[Extracted data entries]
------------------------------

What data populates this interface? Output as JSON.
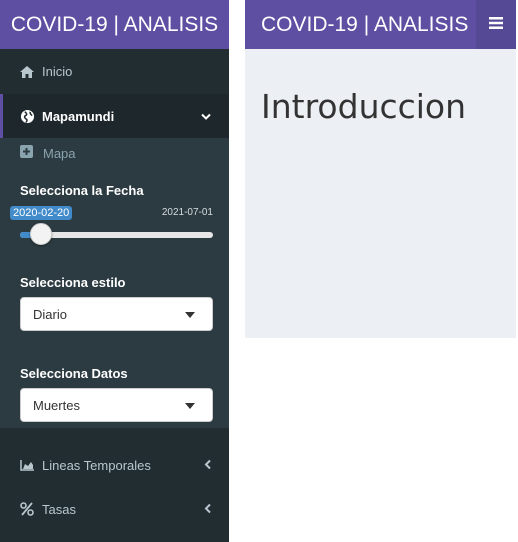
{
  "brand_left": "COVID-19 | ANALISIS",
  "brand_right": "COVID-19 | ANALISIS",
  "menu": {
    "inicio": {
      "label": "Inicio",
      "icon": "home-icon"
    },
    "mapamundi": {
      "label": "Mapamundi",
      "icon": "globe-icon",
      "expanded": true
    },
    "mapa": {
      "label": "Mapa",
      "icon": "plus-square-icon"
    },
    "lineas": {
      "label": "Lineas Temporales",
      "icon": "area-chart-icon"
    },
    "tasas": {
      "label": "Tasas",
      "icon": "percent-icon"
    }
  },
  "date_slider": {
    "label": "Selecciona la Fecha",
    "selected": "2020-02-20",
    "max_label": "2021-07-01",
    "position_fraction": 0.0
  },
  "style_select": {
    "label": "Selecciona estilo",
    "value": "Diario"
  },
  "data_select": {
    "label": "Selecciona Datos",
    "value": "Muertes"
  },
  "main": {
    "heading": "Introduccion"
  },
  "colors": {
    "brand": "#5f4fa2",
    "sidebar": "#222d32",
    "accent": "#428bca",
    "content_bg": "#ecf0f5"
  }
}
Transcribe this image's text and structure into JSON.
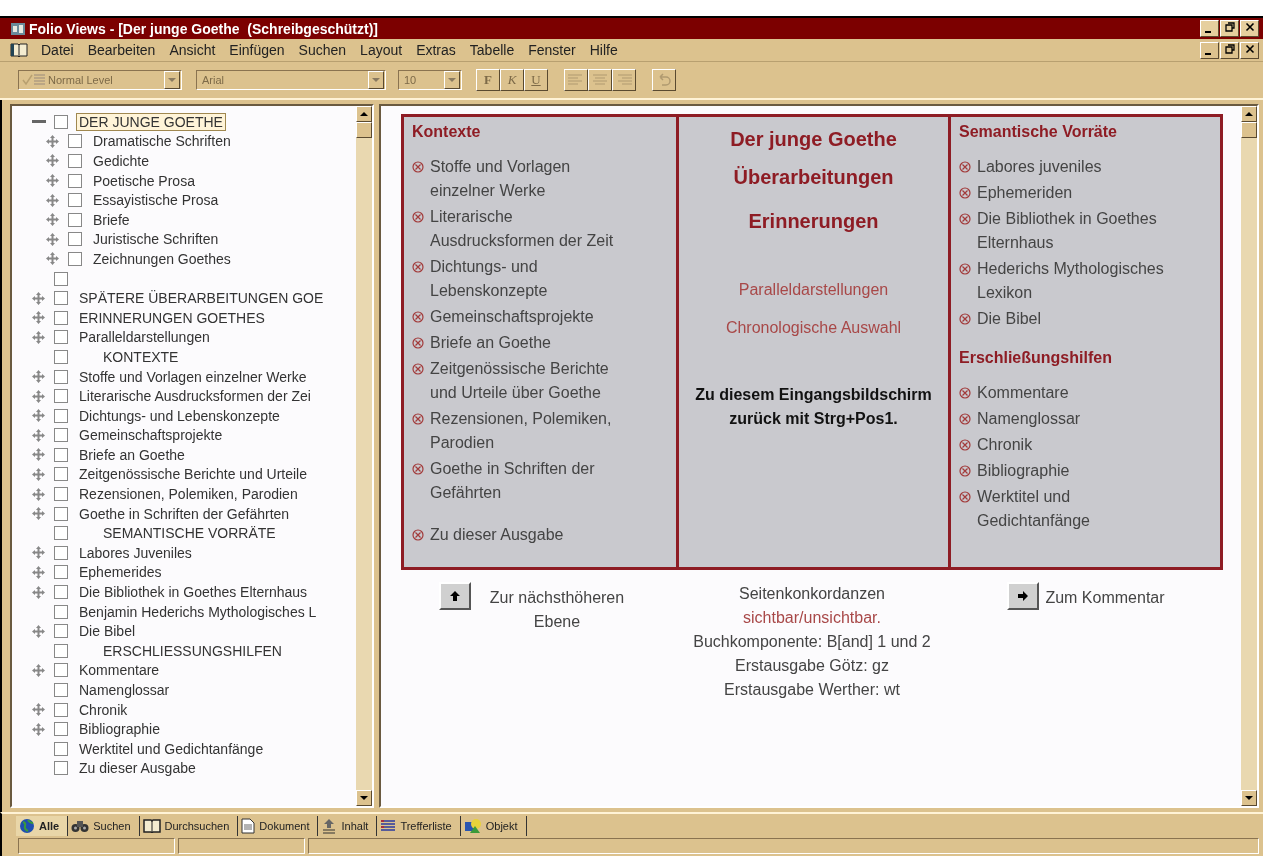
{
  "window": {
    "title": "Folio Views - [Der junge Goethe  (Schreibgeschützt)]"
  },
  "menu": [
    {
      "label": "Datei"
    },
    {
      "label": "Bearbeiten"
    },
    {
      "label": "Ansicht"
    },
    {
      "label": "Einfügen"
    },
    {
      "label": "Suchen"
    },
    {
      "label": "Layout"
    },
    {
      "label": "Extras"
    },
    {
      "label": "Tabelle"
    },
    {
      "label": "Fenster"
    },
    {
      "label": "Hilfe"
    }
  ],
  "toolbar": {
    "style_box": {
      "value": "Normal Level",
      "disabled": true
    },
    "font_box": {
      "value": "Arial",
      "disabled": true
    },
    "size_box": {
      "value": "10",
      "disabled": true
    },
    "buttons": [
      {
        "kind": "bold",
        "label": "F",
        "disabled": true
      },
      {
        "kind": "italic",
        "label": "K",
        "disabled": true
      },
      {
        "kind": "underline",
        "label": "U",
        "disabled": true
      },
      {
        "kind": "align-left",
        "disabled": true
      },
      {
        "kind": "align-center",
        "disabled": true
      },
      {
        "kind": "align-right",
        "disabled": true
      },
      {
        "kind": "undo",
        "disabled": true
      }
    ]
  },
  "tree": [
    {
      "label": "DER JUNGE GOETHE",
      "expanded": true,
      "checked": false,
      "selected": true,
      "children": [
        {
          "label": "Dramatische Schriften",
          "expanded": false,
          "checked": false,
          "selected": false
        },
        {
          "label": "Gedichte",
          "expanded": false,
          "checked": false,
          "selected": false
        },
        {
          "label": "Poetische Prosa",
          "expanded": false,
          "checked": false,
          "selected": false
        },
        {
          "label": "Essayistische Prosa",
          "expanded": false,
          "checked": false,
          "selected": false
        },
        {
          "label": "Briefe",
          "expanded": false,
          "checked": false,
          "selected": false
        },
        {
          "label": "Juristische Schriften",
          "expanded": false,
          "checked": false,
          "selected": false
        },
        {
          "label": "Zeichnungen Goethes",
          "expanded": false,
          "checked": false,
          "selected": false
        }
      ]
    },
    {
      "checked": false,
      "selected": false
    },
    {
      "label": "SPÄTERE ÜBERARBEITUNGEN GOE",
      "expanded": false,
      "checked": false,
      "selected": false
    },
    {
      "label": "ERINNERUNGEN GOETHES",
      "expanded": false,
      "checked": false,
      "selected": false
    },
    {
      "label": "Paralleldarstellungen",
      "expanded": false,
      "checked": false,
      "selected": false
    },
    {
      "label": "KONTEXTE",
      "kind": "heading",
      "checked": false,
      "selected": false
    },
    {
      "label": "Stoffe und Vorlagen einzelner Werke",
      "expanded": false,
      "checked": false,
      "selected": false
    },
    {
      "label": "Literarische Ausdrucksformen der Zei",
      "expanded": false,
      "checked": false,
      "selected": false
    },
    {
      "label": "Dichtungs- und Lebenskonzepte",
      "expanded": false,
      "checked": false,
      "selected": false
    },
    {
      "label": "Gemeinschaftsprojekte",
      "expanded": false,
      "checked": false,
      "selected": false
    },
    {
      "label": "Briefe an Goethe",
      "expanded": false,
      "checked": false,
      "selected": false
    },
    {
      "label": "Zeitgenössische Berichte und Urteile",
      "expanded": false,
      "checked": false,
      "selected": false
    },
    {
      "label": "Rezensionen, Polemiken, Parodien",
      "expanded": false,
      "checked": false,
      "selected": false
    },
    {
      "label": "Goethe in Schriften der Gefährten",
      "expanded": false,
      "checked": false,
      "selected": false
    },
    {
      "label": "SEMANTISCHE VORRÄTE",
      "kind": "heading",
      "checked": false,
      "selected": false
    },
    {
      "label": "Labores Juveniles",
      "expanded": false,
      "checked": false,
      "selected": false
    },
    {
      "label": "Ephemerides",
      "expanded": false,
      "checked": false,
      "selected": false
    },
    {
      "label": "Die Bibliothek in Goethes Elternhaus",
      "expanded": false,
      "checked": false,
      "selected": false
    },
    {
      "label": "Benjamin Hederichs Mythologisches L",
      "checked": false,
      "selected": false
    },
    {
      "label": "Die Bibel",
      "expanded": false,
      "checked": false,
      "selected": false
    },
    {
      "label": "ERSCHLIESSUNGSHILFEN",
      "kind": "heading",
      "checked": false,
      "selected": false
    },
    {
      "label": "Kommentare",
      "expanded": false,
      "checked": false,
      "selected": false
    },
    {
      "label": "Namenglossar",
      "checked": false,
      "selected": false
    },
    {
      "label": "Chronik",
      "expanded": false,
      "checked": false,
      "selected": false
    },
    {
      "label": "Bibliographie",
      "expanded": false,
      "checked": false,
      "selected": false
    },
    {
      "label": "Werktitel und Gedichtanfänge",
      "checked": false,
      "selected": false
    },
    {
      "label": "Zu dieser Ausgabe",
      "checked": false,
      "selected": false
    }
  ],
  "document": {
    "columns": [
      {
        "kind": "index",
        "sections": [
          {
            "heading": "Kontexte",
            "links": [
              "Stoffe und Vorlagen einzelner Werke",
              "Literarische Ausdrucksformen der Zeit",
              "Dichtungs- und Lebenskonzepte",
              "Gemeinschaftsprojekte",
              "Briefe an Goethe",
              "Zeitgenössische Berichte und Urteile über Goethe",
              "Rezensionen, Polemiken, Parodien",
              "Goethe in Schriften der Gefährten"
            ]
          },
          {
            "links": [
              "Zu dieser Ausgabe"
            ]
          }
        ]
      },
      {
        "kind": "title",
        "titles": [
          "Der junge Goethe",
          "Überarbeitungen",
          "Erinnerungen"
        ],
        "links": [
          "Paralleldarstellungen",
          "Chronologische Auswahl"
        ],
        "note": "Zu diesem Eingangsbildschirm zurück mit Strg+Pos1."
      },
      {
        "kind": "index",
        "sections": [
          {
            "heading": "Semantische Vorräte",
            "links": [
              "Labores juveniles",
              "Ephemeriden",
              "Die Bibliothek in Goethes Elternhaus",
              "Hederichs Mythologisches Lexikon",
              "Die Bibel"
            ]
          },
          {
            "heading": "Erschließungshilfen",
            "links": [
              "Kommentare",
              "Namenglossar",
              "Chronik",
              "Bibliographie",
              "Werktitel und Gedichtanfänge"
            ]
          }
        ]
      }
    ],
    "navigation": [
      {
        "kind": "up",
        "label": "Zur nächsthöheren Ebene"
      },
      {
        "kind": "info",
        "lines": [
          {
            "kind": "text",
            "text": "Seitenkonkordanzen"
          },
          {
            "kind": "link",
            "text": "sichtbar/unsichtbar."
          },
          {
            "kind": "text",
            "text": "Buchkomponente: B[and] 1 und 2"
          },
          {
            "kind": "text",
            "text": "Erstausgabe Götz: gz"
          },
          {
            "kind": "text",
            "text": "Erstausgabe Werther: wt"
          }
        ]
      },
      {
        "kind": "next",
        "label": "Zum Kommentar"
      }
    ]
  },
  "tabs": [
    {
      "label": "Alle",
      "kind": "globe",
      "selected": true
    },
    {
      "label": "Suchen",
      "kind": "binoculars",
      "selected": false
    },
    {
      "label": "Durchsuchen",
      "kind": "book",
      "selected": false
    },
    {
      "label": "Dokument",
      "kind": "page",
      "selected": false
    },
    {
      "label": "Inhalt",
      "kind": "contents",
      "selected": false
    },
    {
      "label": "Trefferliste",
      "kind": "list",
      "selected": false
    },
    {
      "label": "Objekt",
      "kind": "object",
      "selected": false
    }
  ]
}
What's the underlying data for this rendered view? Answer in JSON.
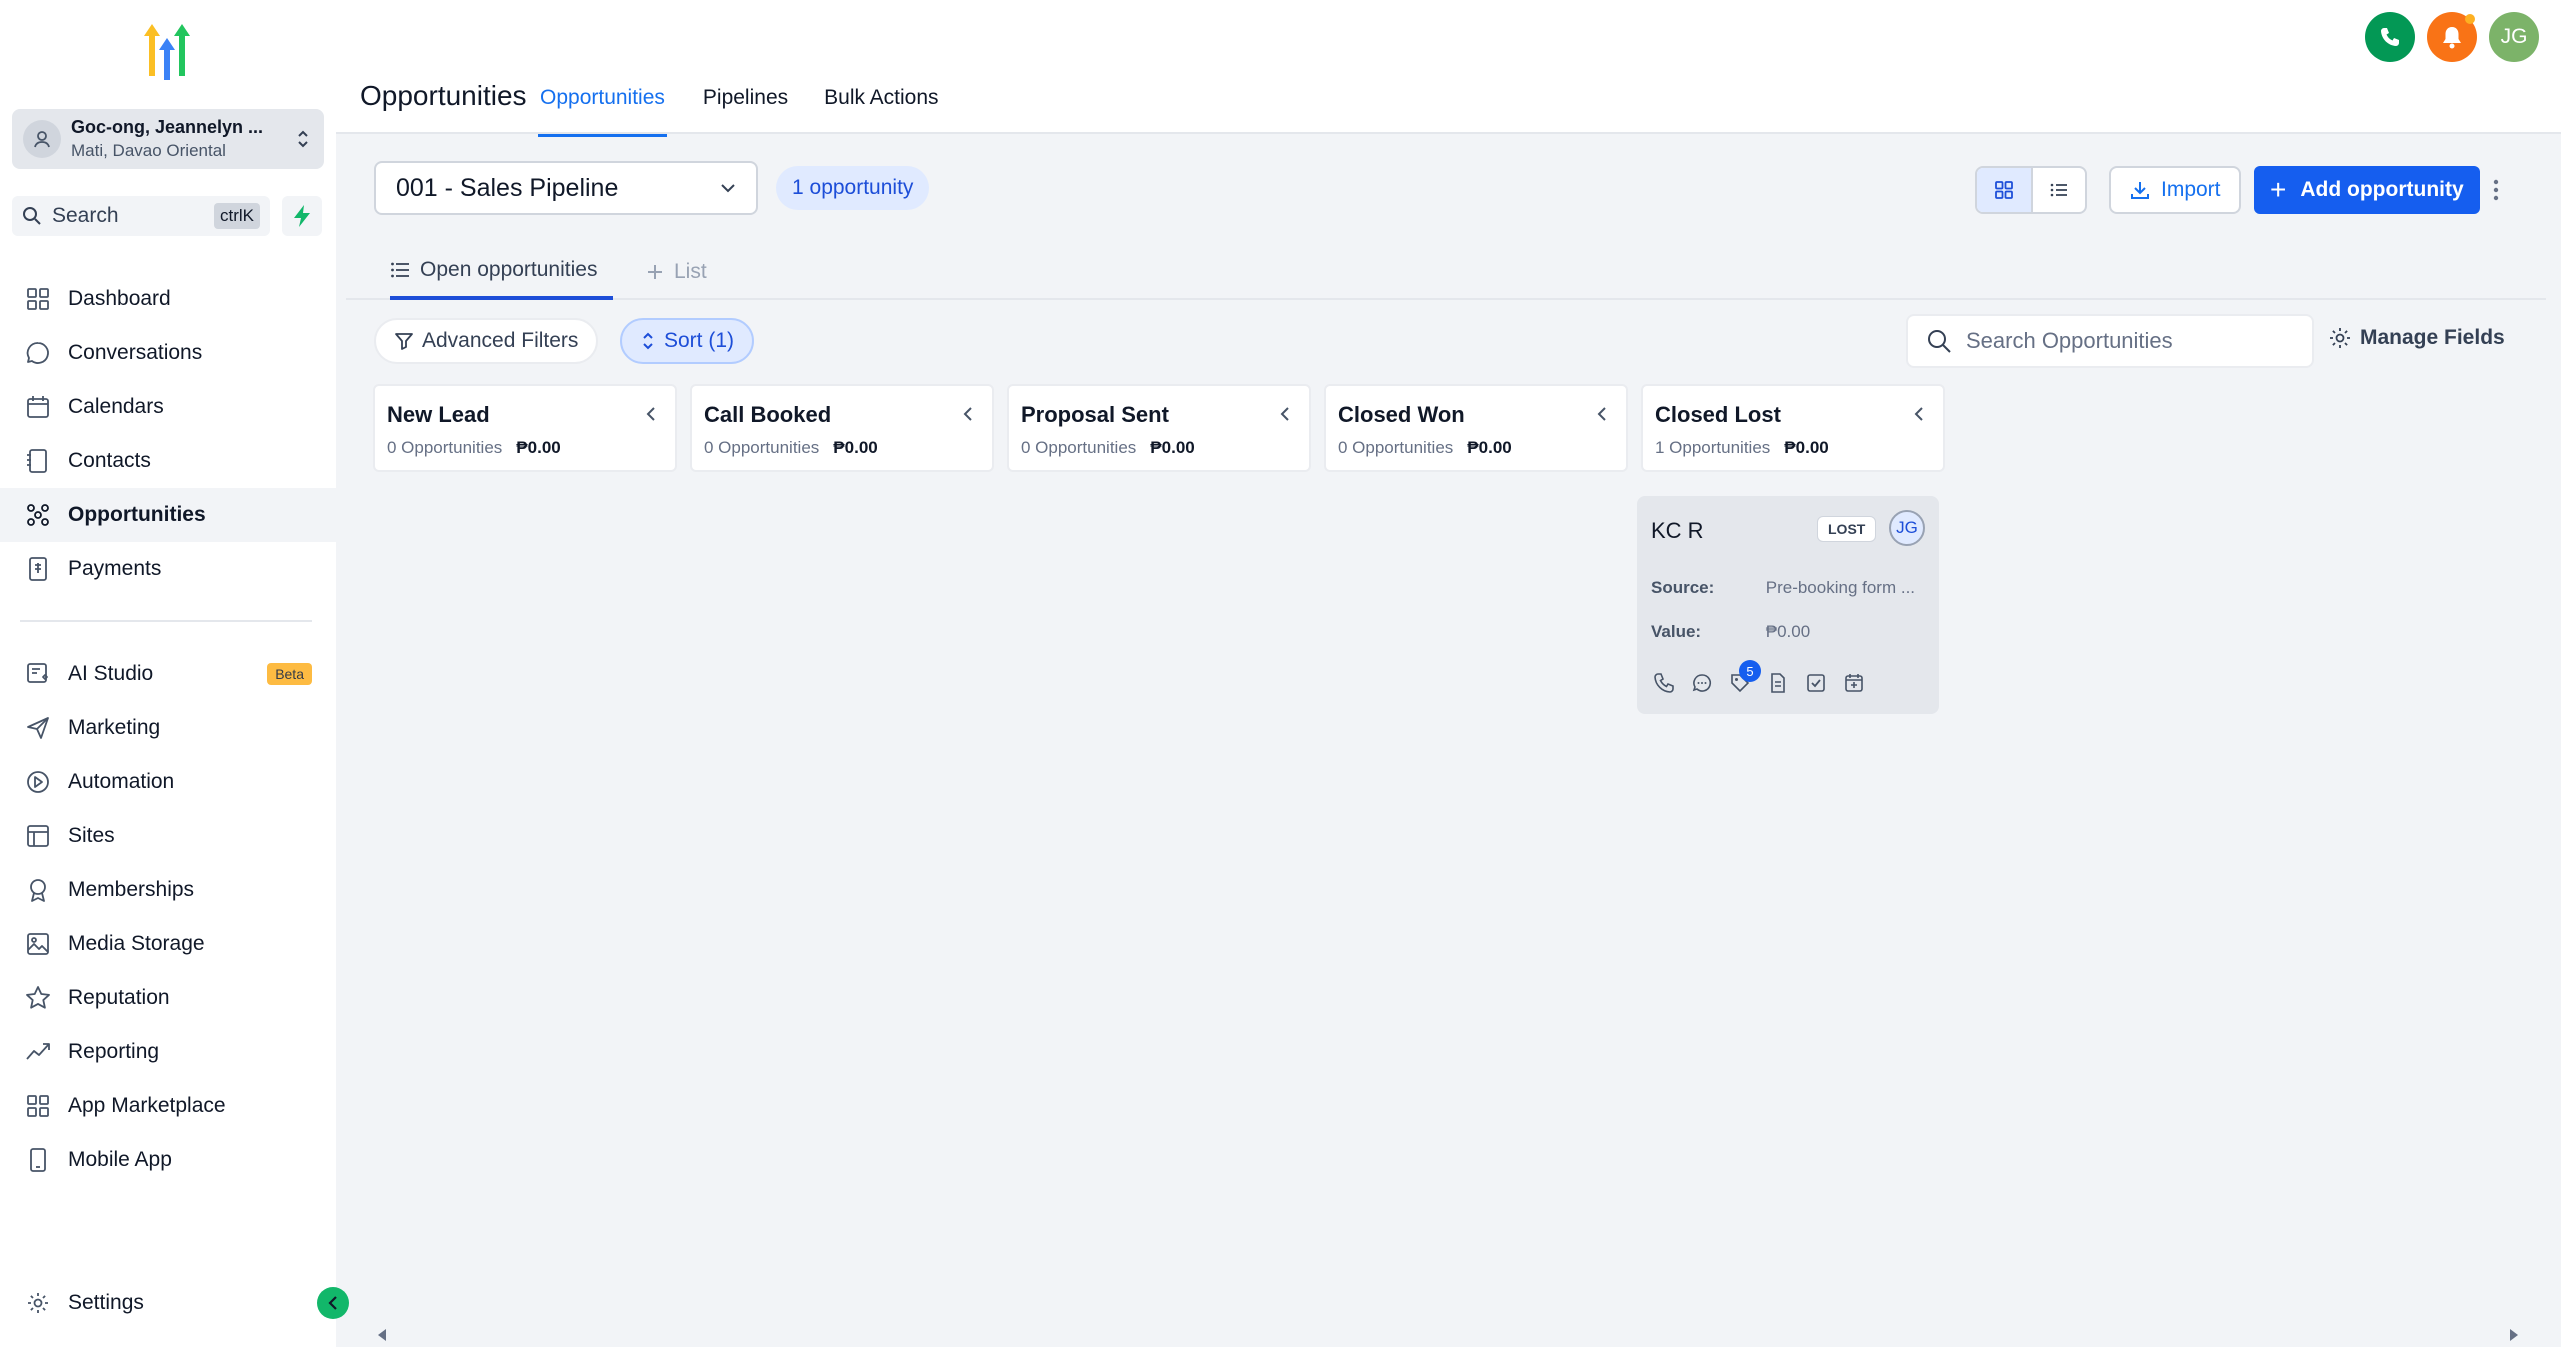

------------------------------

(What is expected):
Look through the entries above. Extract each line with the word "heading".

(Answer in full):
    "heading": "Introduccion"
      "kind": "heading",
      "kind": "heading",
      "kind": "heading",
            "heading": "Kontexte",
            "heading": "Semantische Vorräte",
            "heading": "Erschließungshilfen",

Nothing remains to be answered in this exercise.